:: TRECHO FORNECIDO ::
Em Filosofia, Oswald resolveu ir além de Montaigne, aproveitando a senda aberta para a revisão da cultura européia a partir do olhar dos “selvagens” do Novo Mundo. Na maturidade de seus ensaios filosóficos, Oswald misturou, a esse sonho de um homem antes da corrupção social, a consciência da luta de classe, deu a esse homem utópico a vontade de potência, temperada com a dialética de Hegel, separando sempre o caldo das liberdades individuais; a sobremesa foram os dilemas existenciais e “odontológicos”, afirmados por ele como mais importantes do que os “ontológicos”. “Le cannibal c´est moi”, poderia ter escrito a partir da leitura desse ensaio. Oswald passou a falar a partir do lugar desse habitante da América que vivia num mundo onde não existiam as palavras para “pecado” e “perdão”. O inventor da Antropofagia profetizou que o Brasil ficaria marcado por ter sido “um grilo de oito milhões de quilômetros quadrados” e que os conflitos entre a posse (o posseiro efetivamente instalado, o índio dono da terra) e a propriedade (o dono do título, a grande empresa detentora do capital) continuariam a se reproduzir, mesmo na atualidade, entre índios e colonos, sem-terra e latifundiários, etc.

Antropofagia era, em relação ao que veio antes, uma resposta somente cultural ao problema de identidade brasileiro, mas acabou indo além. A partir da Semana de Arte Moderna, não se trata mais de rejeitar o estrangeiro, é preciso incorporar o outro e ver o que há de si nele, além do que há de outro em si mesmo. Há uma convergência entre o Oswald dos anos 50 e o Ricoeur da maturidade: ambos tratam do “Le soi-même comme un autre”. Como foi explicado no Manifesto Antropofágico: “Da equação eu parte do Cosmos ao axioma Cosmos parte do eu” (ANDRADE, 1990, p. 49).

Assim, enquanto princípio organizador de uma apropriação seletiva, a partir da Antropofagia pode-se organizar uma Bienal: a Antropofagia seria útil para brasileiros e estrangeiros, seria um conceito já exportado, indo além das condições e tempo de sua criação, um princípio transcendente. Será que a cultura brasileira conheceu algo semelhante antes?
:::
:: MATERIAL FORNECIDO ::
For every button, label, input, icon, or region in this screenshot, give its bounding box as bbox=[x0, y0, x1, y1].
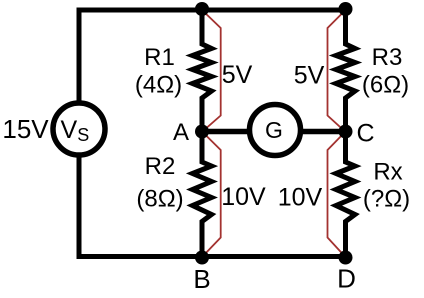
wire middle A to C bbox=[202, 129, 346, 135]
svg-text:A: A bbox=[173, 119, 189, 146]
node D junction bbox=[339, 251, 353, 265]
resistor Rx zigzag branch bbox=[336, 132, 355, 257]
wire bottom rail bbox=[79, 254, 346, 259]
svg-text:5V: 5V bbox=[222, 61, 253, 89]
voltage bracket 5V (R3) bbox=[328, 10, 346, 131]
svg-text:C: C bbox=[356, 120, 374, 148]
resistor R3 zigzag branch bbox=[336, 10, 355, 132]
wire top rail bbox=[79, 8, 346, 13]
svg-text:(6Ω): (6Ω) bbox=[362, 72, 409, 99]
node top-left junction bbox=[195, 2, 209, 16]
voltage source VS circle bbox=[53, 103, 105, 155]
svg-text:G: G bbox=[265, 117, 283, 143]
svg-text:15V: 15V bbox=[2, 114, 49, 144]
svg-text:5V: 5V bbox=[294, 62, 325, 90]
wire left rail bbox=[77, 10, 82, 257]
node top-right junction bbox=[339, 2, 353, 16]
svg-text:10V: 10V bbox=[278, 184, 323, 212]
svg-text:10V: 10V bbox=[221, 183, 266, 211]
svg-text:D: D bbox=[337, 264, 356, 294]
resistor R1 zigzag branch bbox=[193, 10, 212, 132]
galvanometer G circle bbox=[250, 105, 301, 156]
voltage bracket 10V (Rx) bbox=[328, 132, 346, 257]
node A junction bbox=[195, 125, 209, 139]
svg-text:Rx: Rx bbox=[373, 159, 402, 186]
voltage bracket 5V (R1) bbox=[202, 10, 221, 131]
svg-text:(?Ω): (?Ω) bbox=[363, 186, 410, 213]
svg-text:R3: R3 bbox=[372, 44, 403, 71]
voltage bracket 10V (R2) bbox=[202, 132, 221, 257]
node C junction bbox=[339, 125, 353, 139]
svg-text:R2: R2 bbox=[145, 153, 176, 180]
resistor R2 zigzag branch bbox=[193, 132, 212, 257]
node B junction bbox=[195, 251, 209, 265]
svg-text:(8Ω): (8Ω) bbox=[136, 186, 183, 213]
svg-text:R1: R1 bbox=[144, 44, 175, 71]
svg-text:(4Ω): (4Ω) bbox=[135, 72, 182, 99]
svg-text:B: B bbox=[193, 264, 210, 294]
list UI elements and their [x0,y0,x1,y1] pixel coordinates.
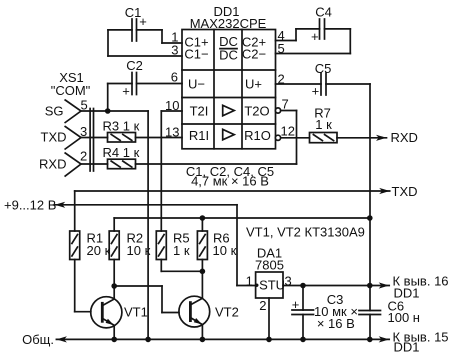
:::
LISTA DE TAREFAS -
A: Traduza para o inglês esta frase do trecho sobre a Antropofagia: “Há uma convergência entre o Oswald dos anos 50 e o Ricoeur da maturidade: ambos tratam do “Le soi-même comme un autre”.”
B: Repita as linhas do material fornecido, desde a que contém “wire middle A to C bbox=[202, 129, 346, 135]” até a que contém “galvanometer G circle”, incluindo as duas.

RESPOSTAS DAS TAREFAS -
A: There is a convergence between the Oswald of the 1950s and the mature Ricoeur: both deal with “Le soi-même comme un autre”.

B:
wire middle A to C bbox=[202, 129, 346, 135]
svg-text:A: A bbox=[173, 119, 189, 146]
node D junction bbox=[339, 251, 353, 265]
resistor Rx zigzag branch bbox=[336, 132, 355, 257]
wire bottom rail bbox=[79, 254, 346, 259]
svg-text:5V: 5V bbox=[222, 61, 253, 89]
voltage bracket 5V (R3) bbox=[328, 10, 346, 131]
svg-text:C: C bbox=[356, 120, 374, 148]
resistor R3 zigzag branch bbox=[336, 10, 355, 132]
wire top rail bbox=[79, 8, 346, 13]
svg-text:(6Ω): (6Ω) bbox=[362, 72, 409, 99]
node top-left junction bbox=[195, 2, 209, 16]
voltage source VS circle bbox=[53, 103, 105, 155]
svg-text:G: G bbox=[265, 117, 283, 143]
svg-text:15V: 15V bbox=[2, 114, 49, 144]
svg-text:5V: 5V bbox=[294, 62, 325, 90]
wire left rail bbox=[77, 10, 82, 257]
node top-right junction bbox=[339, 2, 353, 16]
svg-text:10V: 10V bbox=[278, 184, 323, 212]
svg-text:10V: 10V bbox=[221, 183, 266, 211]
svg-text:D: D bbox=[337, 264, 356, 294]
resistor R1 zigzag branch bbox=[193, 10, 212, 132]
galvanometer G circle bbox=[250, 105, 301, 156]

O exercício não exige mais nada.